◆ EXERCISE GOAL ◆
Transcribe every line exactly and omit anything that is a picture.

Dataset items
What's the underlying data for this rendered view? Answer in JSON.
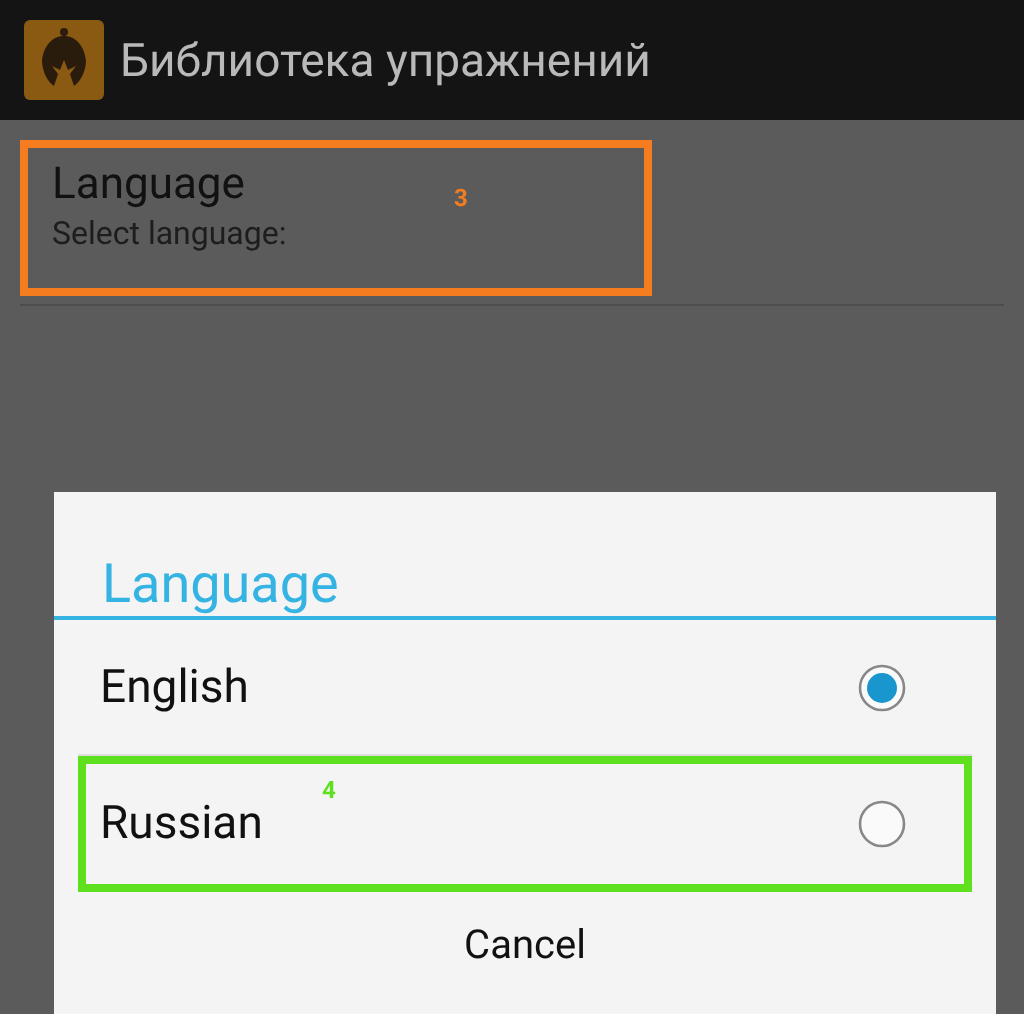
{
  "action_bar": {
    "title": "Библиотека упражнений"
  },
  "preference": {
    "title": "Language",
    "summary": "Select language:",
    "annotation": {
      "label": "3",
      "color": "#f57c1f"
    }
  },
  "dialog": {
    "title": "Language",
    "options": [
      {
        "label": "English",
        "selected": true
      },
      {
        "label": "Russian",
        "selected": false,
        "annotation": {
          "label": "4",
          "color": "#5ee01e"
        }
      }
    ],
    "buttons": [
      "Cancel"
    ]
  }
}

◆ TASK SOLUTION ◆
What's the underlying data for this rendered view? Answer in JSON.
{
  "action_bar": {
    "title": "Библиотека упражнений"
  },
  "preference": {
    "title": "Language",
    "summary": "Select language:",
    "annotation": {
      "label": "3",
      "color": "#f57c1f"
    }
  },
  "dialog": {
    "title": "Language",
    "options": [
      {
        "label": "English",
        "selected": true
      },
      {
        "label": "Russian",
        "selected": false,
        "annotation": {
          "label": "4",
          "color": "#5ee01e"
        }
      }
    ],
    "buttons": [
      "Cancel"
    ]
  }
}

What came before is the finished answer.